# Recorded information
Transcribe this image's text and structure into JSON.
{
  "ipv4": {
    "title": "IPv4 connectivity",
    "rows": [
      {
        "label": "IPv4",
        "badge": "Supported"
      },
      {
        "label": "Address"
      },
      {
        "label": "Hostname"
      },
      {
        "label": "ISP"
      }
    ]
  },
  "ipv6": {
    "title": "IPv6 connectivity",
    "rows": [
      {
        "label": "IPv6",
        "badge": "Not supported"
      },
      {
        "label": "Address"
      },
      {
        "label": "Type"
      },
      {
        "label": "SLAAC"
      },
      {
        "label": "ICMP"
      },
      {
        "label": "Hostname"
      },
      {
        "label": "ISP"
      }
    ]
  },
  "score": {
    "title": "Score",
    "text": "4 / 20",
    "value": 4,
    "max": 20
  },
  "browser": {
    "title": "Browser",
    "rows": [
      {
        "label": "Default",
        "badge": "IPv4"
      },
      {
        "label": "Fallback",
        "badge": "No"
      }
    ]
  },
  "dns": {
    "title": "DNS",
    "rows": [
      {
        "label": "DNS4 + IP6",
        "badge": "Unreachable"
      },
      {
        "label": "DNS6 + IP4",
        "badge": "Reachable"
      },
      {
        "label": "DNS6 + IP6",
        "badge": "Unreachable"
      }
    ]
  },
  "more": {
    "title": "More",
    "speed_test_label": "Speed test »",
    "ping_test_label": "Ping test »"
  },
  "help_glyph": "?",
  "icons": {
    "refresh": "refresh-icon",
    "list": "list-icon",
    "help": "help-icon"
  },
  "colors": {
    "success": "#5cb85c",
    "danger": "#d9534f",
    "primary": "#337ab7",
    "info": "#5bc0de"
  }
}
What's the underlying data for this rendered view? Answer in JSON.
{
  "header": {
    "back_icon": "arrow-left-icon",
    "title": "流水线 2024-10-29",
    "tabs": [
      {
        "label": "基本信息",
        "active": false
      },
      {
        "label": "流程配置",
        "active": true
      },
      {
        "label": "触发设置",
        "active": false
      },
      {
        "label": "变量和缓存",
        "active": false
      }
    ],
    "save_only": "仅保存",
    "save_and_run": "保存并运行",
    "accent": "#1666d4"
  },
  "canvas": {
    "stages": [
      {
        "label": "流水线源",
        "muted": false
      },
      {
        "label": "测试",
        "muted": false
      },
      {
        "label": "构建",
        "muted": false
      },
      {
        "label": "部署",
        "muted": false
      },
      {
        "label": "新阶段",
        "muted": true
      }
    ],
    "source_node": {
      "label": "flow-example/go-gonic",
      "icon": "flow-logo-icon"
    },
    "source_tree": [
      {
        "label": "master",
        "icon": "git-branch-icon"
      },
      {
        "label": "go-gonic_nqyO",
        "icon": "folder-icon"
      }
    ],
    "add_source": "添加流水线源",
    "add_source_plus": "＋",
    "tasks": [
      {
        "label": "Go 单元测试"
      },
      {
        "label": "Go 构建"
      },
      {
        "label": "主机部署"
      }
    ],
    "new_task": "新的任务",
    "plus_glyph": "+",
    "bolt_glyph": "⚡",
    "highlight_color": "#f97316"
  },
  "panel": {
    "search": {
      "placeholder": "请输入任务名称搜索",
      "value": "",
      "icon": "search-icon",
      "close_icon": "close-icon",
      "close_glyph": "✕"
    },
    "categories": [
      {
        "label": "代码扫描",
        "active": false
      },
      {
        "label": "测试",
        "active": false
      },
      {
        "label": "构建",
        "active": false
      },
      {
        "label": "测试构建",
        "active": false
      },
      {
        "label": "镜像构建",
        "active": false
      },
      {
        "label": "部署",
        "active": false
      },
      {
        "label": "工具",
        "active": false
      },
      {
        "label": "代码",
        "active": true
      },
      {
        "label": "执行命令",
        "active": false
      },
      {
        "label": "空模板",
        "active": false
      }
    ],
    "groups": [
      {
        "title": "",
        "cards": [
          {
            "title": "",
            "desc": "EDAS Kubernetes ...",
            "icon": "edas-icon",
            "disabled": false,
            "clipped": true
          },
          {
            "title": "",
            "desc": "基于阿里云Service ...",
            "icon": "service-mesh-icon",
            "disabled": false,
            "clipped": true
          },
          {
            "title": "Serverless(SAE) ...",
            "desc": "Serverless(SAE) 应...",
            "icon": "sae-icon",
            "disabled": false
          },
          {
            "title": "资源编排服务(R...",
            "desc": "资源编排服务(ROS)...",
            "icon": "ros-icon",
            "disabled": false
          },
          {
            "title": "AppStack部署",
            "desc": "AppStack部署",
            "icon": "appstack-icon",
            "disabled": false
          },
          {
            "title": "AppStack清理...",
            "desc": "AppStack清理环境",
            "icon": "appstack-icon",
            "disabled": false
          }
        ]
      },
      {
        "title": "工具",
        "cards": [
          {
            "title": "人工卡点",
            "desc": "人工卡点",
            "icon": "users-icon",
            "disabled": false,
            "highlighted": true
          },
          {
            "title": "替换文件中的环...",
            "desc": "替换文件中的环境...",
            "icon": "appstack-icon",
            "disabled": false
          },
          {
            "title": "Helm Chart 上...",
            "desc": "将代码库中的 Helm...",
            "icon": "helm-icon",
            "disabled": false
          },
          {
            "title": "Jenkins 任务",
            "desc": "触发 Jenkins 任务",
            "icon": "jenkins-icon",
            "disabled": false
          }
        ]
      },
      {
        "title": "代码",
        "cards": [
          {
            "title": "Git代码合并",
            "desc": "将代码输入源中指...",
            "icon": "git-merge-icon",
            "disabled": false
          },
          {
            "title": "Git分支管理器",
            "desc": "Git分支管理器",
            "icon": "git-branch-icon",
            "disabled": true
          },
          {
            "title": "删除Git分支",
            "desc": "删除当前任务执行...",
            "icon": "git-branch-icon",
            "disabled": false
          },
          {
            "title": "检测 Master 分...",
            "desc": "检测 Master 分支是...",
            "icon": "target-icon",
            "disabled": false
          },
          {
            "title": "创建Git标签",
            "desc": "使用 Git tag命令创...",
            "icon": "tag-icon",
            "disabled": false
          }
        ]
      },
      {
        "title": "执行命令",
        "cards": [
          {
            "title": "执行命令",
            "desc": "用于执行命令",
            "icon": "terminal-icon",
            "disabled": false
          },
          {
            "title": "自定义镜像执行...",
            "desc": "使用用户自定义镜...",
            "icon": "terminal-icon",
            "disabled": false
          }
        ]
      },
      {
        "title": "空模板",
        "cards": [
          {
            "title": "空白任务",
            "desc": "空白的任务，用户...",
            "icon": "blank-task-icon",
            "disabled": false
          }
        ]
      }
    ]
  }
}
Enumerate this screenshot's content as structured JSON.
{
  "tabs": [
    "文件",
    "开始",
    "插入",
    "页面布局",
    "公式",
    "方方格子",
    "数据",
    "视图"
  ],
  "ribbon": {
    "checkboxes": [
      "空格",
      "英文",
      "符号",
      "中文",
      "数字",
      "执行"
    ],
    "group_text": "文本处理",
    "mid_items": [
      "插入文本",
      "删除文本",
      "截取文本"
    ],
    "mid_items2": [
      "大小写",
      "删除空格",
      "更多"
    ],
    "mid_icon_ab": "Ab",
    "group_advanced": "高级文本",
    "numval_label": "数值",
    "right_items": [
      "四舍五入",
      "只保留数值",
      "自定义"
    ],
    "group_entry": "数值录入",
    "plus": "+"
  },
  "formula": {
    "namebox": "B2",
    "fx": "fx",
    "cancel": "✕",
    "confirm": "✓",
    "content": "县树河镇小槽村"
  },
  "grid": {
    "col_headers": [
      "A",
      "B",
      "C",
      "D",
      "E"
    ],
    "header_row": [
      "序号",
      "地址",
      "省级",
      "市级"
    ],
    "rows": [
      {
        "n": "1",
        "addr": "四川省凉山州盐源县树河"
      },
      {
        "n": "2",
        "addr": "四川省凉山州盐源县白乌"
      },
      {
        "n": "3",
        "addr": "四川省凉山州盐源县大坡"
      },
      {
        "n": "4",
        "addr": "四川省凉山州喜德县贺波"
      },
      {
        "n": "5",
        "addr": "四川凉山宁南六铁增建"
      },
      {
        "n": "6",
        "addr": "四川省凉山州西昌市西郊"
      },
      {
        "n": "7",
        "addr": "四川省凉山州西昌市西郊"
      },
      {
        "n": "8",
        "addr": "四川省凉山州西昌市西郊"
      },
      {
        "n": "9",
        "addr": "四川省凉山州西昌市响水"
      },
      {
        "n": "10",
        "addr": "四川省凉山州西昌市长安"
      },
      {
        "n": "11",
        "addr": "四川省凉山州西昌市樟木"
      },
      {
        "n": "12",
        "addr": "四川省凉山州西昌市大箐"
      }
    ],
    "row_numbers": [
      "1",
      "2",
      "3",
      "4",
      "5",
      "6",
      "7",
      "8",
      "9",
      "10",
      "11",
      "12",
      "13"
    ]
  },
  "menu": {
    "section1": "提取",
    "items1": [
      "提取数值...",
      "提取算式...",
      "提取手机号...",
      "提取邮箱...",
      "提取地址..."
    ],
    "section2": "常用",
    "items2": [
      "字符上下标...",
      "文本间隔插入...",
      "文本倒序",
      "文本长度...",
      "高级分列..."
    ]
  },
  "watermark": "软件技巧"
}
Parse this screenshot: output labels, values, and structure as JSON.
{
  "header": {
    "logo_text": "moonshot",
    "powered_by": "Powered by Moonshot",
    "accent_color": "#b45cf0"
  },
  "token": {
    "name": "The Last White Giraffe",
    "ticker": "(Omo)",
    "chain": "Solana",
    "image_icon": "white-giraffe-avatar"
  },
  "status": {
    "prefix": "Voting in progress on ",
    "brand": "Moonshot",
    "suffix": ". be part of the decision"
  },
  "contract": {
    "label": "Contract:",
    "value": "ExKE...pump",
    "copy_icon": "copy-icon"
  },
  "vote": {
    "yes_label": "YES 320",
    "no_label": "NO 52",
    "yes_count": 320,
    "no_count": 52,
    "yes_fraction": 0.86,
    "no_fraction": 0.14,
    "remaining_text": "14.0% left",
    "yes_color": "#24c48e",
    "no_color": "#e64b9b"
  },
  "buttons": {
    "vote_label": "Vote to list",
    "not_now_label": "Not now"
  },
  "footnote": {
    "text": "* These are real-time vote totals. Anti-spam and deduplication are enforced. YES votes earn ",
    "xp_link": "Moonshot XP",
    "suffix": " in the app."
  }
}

# Aim of the task
Scan the lines for the string "this". Pick out every line that has it.

# Problem solution
Transcribe this image's text and structure into JSON.
What's the underlying data for this rendered view? Answer in JSON.
Enumerate this screenshot's content as structured JSON.
Parse this screenshot: output labels, values, and structure as JSON.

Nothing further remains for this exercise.